** Start of Material shown **

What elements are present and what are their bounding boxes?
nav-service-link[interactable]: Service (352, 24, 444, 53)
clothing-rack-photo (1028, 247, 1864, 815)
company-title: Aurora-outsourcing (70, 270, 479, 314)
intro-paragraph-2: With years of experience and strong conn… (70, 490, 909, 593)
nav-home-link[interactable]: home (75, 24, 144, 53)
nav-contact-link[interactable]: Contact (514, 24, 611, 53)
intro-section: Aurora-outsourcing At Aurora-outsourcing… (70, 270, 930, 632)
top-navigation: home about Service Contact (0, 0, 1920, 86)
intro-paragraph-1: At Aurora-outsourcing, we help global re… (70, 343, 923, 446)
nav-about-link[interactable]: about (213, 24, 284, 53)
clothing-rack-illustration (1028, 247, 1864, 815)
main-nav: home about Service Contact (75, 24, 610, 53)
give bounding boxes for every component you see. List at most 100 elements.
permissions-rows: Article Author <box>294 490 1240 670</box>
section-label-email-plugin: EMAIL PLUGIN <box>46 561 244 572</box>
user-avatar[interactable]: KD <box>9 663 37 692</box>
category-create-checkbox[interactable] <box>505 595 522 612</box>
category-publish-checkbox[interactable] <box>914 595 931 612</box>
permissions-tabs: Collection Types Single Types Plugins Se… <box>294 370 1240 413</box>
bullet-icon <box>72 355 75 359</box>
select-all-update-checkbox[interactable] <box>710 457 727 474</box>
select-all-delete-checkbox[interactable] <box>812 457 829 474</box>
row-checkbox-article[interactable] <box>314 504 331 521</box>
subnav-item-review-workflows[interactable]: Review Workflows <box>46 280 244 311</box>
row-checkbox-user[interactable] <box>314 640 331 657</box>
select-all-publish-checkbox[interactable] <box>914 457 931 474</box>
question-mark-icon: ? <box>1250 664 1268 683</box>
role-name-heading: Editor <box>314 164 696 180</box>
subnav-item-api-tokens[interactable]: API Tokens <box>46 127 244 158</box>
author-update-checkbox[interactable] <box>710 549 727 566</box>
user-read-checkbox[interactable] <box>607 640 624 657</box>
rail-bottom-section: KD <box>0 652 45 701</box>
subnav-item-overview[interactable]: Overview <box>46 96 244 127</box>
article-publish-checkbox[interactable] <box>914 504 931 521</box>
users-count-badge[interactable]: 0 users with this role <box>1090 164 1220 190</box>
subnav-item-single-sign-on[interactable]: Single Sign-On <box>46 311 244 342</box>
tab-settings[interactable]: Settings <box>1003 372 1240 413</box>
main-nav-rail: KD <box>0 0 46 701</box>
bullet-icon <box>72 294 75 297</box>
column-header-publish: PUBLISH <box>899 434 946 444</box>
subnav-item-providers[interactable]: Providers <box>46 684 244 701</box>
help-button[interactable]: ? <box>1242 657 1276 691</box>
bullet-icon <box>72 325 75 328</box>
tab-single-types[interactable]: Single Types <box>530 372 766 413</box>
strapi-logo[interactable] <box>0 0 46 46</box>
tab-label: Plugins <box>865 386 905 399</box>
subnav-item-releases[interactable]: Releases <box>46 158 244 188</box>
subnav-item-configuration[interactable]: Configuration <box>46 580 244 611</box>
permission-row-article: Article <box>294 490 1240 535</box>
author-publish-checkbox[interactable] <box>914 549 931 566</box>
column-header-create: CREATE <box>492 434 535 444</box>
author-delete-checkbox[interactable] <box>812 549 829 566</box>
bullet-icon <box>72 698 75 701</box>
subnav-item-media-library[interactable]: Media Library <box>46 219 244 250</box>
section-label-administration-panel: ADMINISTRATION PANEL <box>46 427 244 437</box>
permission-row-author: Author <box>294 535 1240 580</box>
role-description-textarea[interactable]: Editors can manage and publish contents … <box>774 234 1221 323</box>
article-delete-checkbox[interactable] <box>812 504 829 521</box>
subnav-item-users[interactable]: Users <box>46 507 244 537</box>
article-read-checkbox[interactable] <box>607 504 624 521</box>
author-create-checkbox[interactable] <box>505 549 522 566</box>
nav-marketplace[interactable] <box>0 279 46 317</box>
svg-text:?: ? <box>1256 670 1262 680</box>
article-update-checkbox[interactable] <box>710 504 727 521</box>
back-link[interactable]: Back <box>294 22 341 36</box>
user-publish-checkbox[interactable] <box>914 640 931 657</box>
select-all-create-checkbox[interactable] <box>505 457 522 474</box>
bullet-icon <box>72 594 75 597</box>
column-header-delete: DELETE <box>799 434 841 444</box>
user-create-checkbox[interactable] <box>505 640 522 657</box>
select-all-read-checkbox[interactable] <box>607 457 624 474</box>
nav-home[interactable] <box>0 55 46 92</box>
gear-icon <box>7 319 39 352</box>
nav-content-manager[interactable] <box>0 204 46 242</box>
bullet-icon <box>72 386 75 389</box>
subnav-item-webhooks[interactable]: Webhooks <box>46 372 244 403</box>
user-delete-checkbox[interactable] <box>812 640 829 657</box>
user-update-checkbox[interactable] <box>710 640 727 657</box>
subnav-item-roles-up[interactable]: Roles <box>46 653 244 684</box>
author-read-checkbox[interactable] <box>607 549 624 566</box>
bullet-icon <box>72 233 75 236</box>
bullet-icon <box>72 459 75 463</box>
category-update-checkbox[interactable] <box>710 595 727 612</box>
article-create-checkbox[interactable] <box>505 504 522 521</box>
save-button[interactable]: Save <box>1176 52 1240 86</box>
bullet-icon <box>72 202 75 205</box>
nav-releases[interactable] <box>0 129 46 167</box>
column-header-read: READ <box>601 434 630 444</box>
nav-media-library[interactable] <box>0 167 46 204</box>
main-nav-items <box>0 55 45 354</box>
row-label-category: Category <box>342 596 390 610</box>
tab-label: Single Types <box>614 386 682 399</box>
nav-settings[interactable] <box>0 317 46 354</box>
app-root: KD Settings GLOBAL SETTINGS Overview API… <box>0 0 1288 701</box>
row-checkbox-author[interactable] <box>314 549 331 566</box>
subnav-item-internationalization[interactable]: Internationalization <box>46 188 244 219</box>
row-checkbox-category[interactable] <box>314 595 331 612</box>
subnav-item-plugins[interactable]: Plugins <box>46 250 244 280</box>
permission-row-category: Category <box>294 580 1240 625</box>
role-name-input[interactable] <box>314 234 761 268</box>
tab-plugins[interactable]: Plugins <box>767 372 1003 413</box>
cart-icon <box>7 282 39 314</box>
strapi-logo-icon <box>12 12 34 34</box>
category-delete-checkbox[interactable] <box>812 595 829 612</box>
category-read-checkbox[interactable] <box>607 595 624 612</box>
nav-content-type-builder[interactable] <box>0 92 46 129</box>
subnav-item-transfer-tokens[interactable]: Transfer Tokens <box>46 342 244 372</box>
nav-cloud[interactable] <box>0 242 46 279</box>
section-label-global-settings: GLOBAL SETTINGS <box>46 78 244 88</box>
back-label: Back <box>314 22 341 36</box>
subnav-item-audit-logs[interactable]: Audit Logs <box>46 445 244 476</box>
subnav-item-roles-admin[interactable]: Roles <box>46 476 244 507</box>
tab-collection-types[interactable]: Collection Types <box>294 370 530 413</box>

** End of Material shown **

## What you need to do
Arrange every line of the data above as a Markdown table with the columns Row and Line, numbering the rows in sequence and leaving out any blank lines.

## Reply to the exercise
| Row | Line |
|---|---|
| 1 | What elements are present and what are their bounding boxes? |
| 2 | nav-service-link[interactable]: Service (352, 24, 444, 53) |
| 3 | clothing-rack-photo (1028, 247, 1864, 815) |
| 4 | company-title: Aurora-outsourcing (70, 270, 479, 314) |
| 5 | intro-paragraph-2: With years of experience and strong conn… (70, 490, 909, 593) |
| 6 | nav-home-link[interactable]: home (75, 24, 144, 53) |
| 7 | nav-contact-link[interactable]: Contact (514, 24, 611, 53) |
| 8 | intro-section: Aurora-outsourcing At Aurora-outsourcing… (70, 270, 930, 632) |
| 9 | top-navigation: home about Service Contact (0, 0, 1920, 86) |
| 10 | intro-paragraph-1: At Aurora-outsourcing, we help global re… (70, 343, 923, 446) |
| 11 | nav-about-link[interactable]: about (213, 24, 284, 53) |
| 12 | clothing-rack-illustration (1028, 247, 1864, 815) |
| 13 | main-nav: home about Service Contact (75, 24, 610, 53) |
| 14 | give bounding boxes for every component you see. List at most 100 elements. |
| 15 | permissions-rows: Article Author <box>294 490 1240 670</box> |
| 16 | section-label-email-plugin: EMAIL PLUGIN <box>46 561 244 572</box> |
| 17 | user-avatar[interactable]: KD <box>9 663 37 692</box> |
| 18 | category-create-checkbox[interactable] <box>505 595 522 612</box> |
| 19 | category-publish-checkbox[interactable] <box>914 595 931 612</box> |
| 20 | permissions-tabs: Collection Types Single Types Plugins Se… <box>294 370 1240 413</box> |
| 21 | bullet-icon <box>72 355 75 359</box> |
| 22 | select-all-update-checkbox[interactable] <box>710 457 727 474</box> |
| 23 | select-all-delete-checkbox[interactable] <box>812 457 829 474</box> |
| 24 | row-checkbox-article[interactable] <box>314 504 331 521</box> |
| 25 | subnav-item-review-workflows[interactable]: Review Workflows <box>46 280 244 311</box> |
| 26 | row-checkbox-user[interactable] <box>314 640 331 657</box> |
| 27 | select-all-publish-checkbox[interactable] <box>914 457 931 474</box> |
| 28 | question-mark-icon: ? <box>1250 664 1268 683</box> |
| 29 | role-name-heading: Editor <box>314 164 696 180</box> |
| 30 | subnav-item-api-tokens[interactable]: API Tokens <box>46 127 244 158</box> |
| 31 | author-update-checkbox[interactable] <box>710 549 727 566</box> |
| 32 | user-read-checkbox[interactable] <box>607 640 624 657</box> |
| 33 | rail-bottom-section: KD <box>0 652 45 701</box> |
| 34 | subnav-item-overview[interactable]: Overview <box>46 96 244 127</box> |
| 35 | article-publish-checkbox[interactable] <box>914 504 931 521</box> |
| 36 | users-count-badge[interactable]: 0 users with this role <box>1090 164 1220 190</box> |
| 37 | subnav-item-single-sign-on[interactable]: Single Sign-On <box>46 311 244 342</box> |
| 38 | tab-settings[interactable]: Settings <box>1003 372 1240 413</box> |
| 39 | main-nav-rail: KD <box>0 0 46 701</box> |
| 40 | bullet-icon <box>72 294 75 297</box> |
| 41 | column-header-publish: PUBLISH <box>899 434 946 444</box> |
| 42 | subnav-item-providers[interactable]: Providers <box>46 684 244 701</box> |
| 43 | help-button[interactable]: ? <box>1242 657 1276 691</box> |
| 44 | bullet-icon <box>72 325 75 328</box> |
| 45 | tab-single-types[interactable]: Single Types <box>530 372 766 413</box> |
| 46 | strapi-logo[interactable] <box>0 0 46 46</box> |
| 47 | tab-label: Plugins <box>865 386 905 399</box> |
| 48 | subnav-item-releases[interactable]: Releases <box>46 158 244 188</box> |
| 49 | subnav-item-configuration[interactable]: Configuration <box>46 580 244 611</box> |
| 50 | permission-row-article: Article <box>294 490 1240 535</box> |
| 51 | author-publish-checkbox[interactable] <box>914 549 931 566</box> |
| 52 | column-header-create: CREATE <box>492 434 535 444</box> |
| 53 | author-delete-checkbox[interactable] <box>812 549 829 566</box> |
| 54 | bullet-icon <box>72 698 75 701</box> |
| 55 | subnav-item-media-library[interactable]: Media Library <box>46 219 244 250</box> |
| 56 | section-label-administration-panel: ADMINISTRATION PANEL <box>46 427 244 437</box> |
| 57 | permission-row-author: Author <box>294 535 1240 580</box> |
| 58 | role-description-textarea[interactable]: Editors can manage and publish contents … <box>774 234 1221 323</box> |
| 59 | article-delete-checkbox[interactable] <box>812 504 829 521</box> |
| 60 | subnav-item-users[interactable]: Users <box>46 507 244 537</box> |
| 61 | article-read-checkbox[interactable] <box>607 504 624 521</box> |
| 62 | author-create-checkbox[interactable] <box>505 549 522 566</box> |
| 63 | nav-marketplace[interactable] <box>0 279 46 317</box> |
| 64 | svg-text:?: ? <box>1256 670 1262 680</box> |
| 65 | article-update-checkbox[interactable] <box>710 504 727 521</box> |
| 66 | back-link[interactable]: Back <box>294 22 341 36</box> |
| 67 | user-publish-checkbox[interactable] <box>914 640 931 657</box> |
| 68 | select-all-create-checkbox[interactable] <box>505 457 522 474</box> |
| 69 | bullet-icon <box>72 594 75 597</box> |
| 70 | column-header-delete: DELETE <box>799 434 841 444</box> |
| 71 | user-create-checkbox[interactable] <box>505 640 522 657</box> |
| 72 | select-all-read-checkbox[interactable] <box>607 457 624 474</box> |
| 73 | nav-home[interactable] <box>0 55 46 92</box> |
| 74 | gear-icon <box>7 319 39 352</box> |
| 75 | nav-content-manager[interactable] <box>0 204 46 242</box> |
| 76 | bullet-icon <box>72 386 75 389</box> |
| 77 | subnav-item-webhooks[interactable]: Webhooks <box>46 372 244 403</box> |
| 78 | user-delete-checkbox[interactable] <box>812 640 829 657</box> |
| 79 | user-update-checkbox[interactable] <box>710 640 727 657</box> |
| 80 | subnav-item-roles-up[interactable]: Roles <box>46 653 244 684</box> |
| 81 | author-read-checkbox[interactable] <box>607 549 624 566</box> |
| 82 | bullet-icon <box>72 233 75 236</box> |
| 83 | bullet-icon <box>72 459 75 463</box> |
| 84 | category-update-checkbox[interactable] <box>710 595 727 612</box> |
| 85 | article-create-checkbox[interactable] <box>505 504 522 521</box> |
| 86 | save-button[interactable]: Save <box>1176 52 1240 86</box> |
| 87 | bullet-icon <box>72 202 75 205</box> |
| 88 | nav-releases[interactable] <box>0 129 46 167</box> |
| 89 | column-header-read: READ <box>601 434 630 444</box> |
| 90 | nav-media-library[interactable] <box>0 167 46 204</box> |
| 91 | main-nav-items <box>0 55 45 354</box> |
| 92 | row-label-category: Category <box>342 596 390 610</box> |
| 93 | tab-label: Single Types <box>614 386 682 399</box> |
| 94 | nav-settings[interactable] <box>0 317 46 354</box> |
| 95 | app-root: KD Settings GLOBAL SETTINGS Overview API… <box>0 0 1288 701</box> |
| 96 | row-checkbox-author[interactable] <box>314 549 331 566</box> |
| 97 | subnav-item-internationalization[interactable]: Internationalization <box>46 188 244 219</box> |
| 98 | row-checkbox-category[interactable] <box>314 595 331 612</box> |
| 99 | subnav-item-plugins[interactable]: Plugins <box>46 250 244 280</box> |
| 100 | permission-row-category: Category <box>294 580 1240 625</box> |
| 101 | role-name-input[interactable] <box>314 234 761 268</box> |
| 102 | tab-plugins[interactable]: Plugins <box>767 372 1003 413</box> |
| 103 | cart-icon <box>7 282 39 314</box> |
| 104 | strapi-logo-icon <box>12 12 34 34</box> |
| 105 | category-delete-checkbox[interactable] <box>812 595 829 612</box> |
| 106 | category-read-checkbox[interactable] <box>607 595 624 612</box> |
| 107 | nav-content-type-builder[interactable] <box>0 92 46 129</box> |
| 108 | subnav-item-transfer-tokens[interactable]: Transfer Tokens <box>46 342 244 372</box> |
| 109 | nav-cloud[interactable] <box>0 242 46 279</box> |
| 110 | section-label-global-settings: GLOBAL SETTINGS <box>46 78 244 88</box> |
| 111 | back-label: Back <box>314 22 341 36</box> |
| 112 | subnav-item-audit-logs[interactable]: Audit Logs <box>46 445 244 476</box> |
| 113 | subnav-item-roles-admin[interactable]: Roles <box>46 476 244 507</box> |
| 114 | tab-collection-types[interactable]: Collection Types <box>294 370 530 413</box> |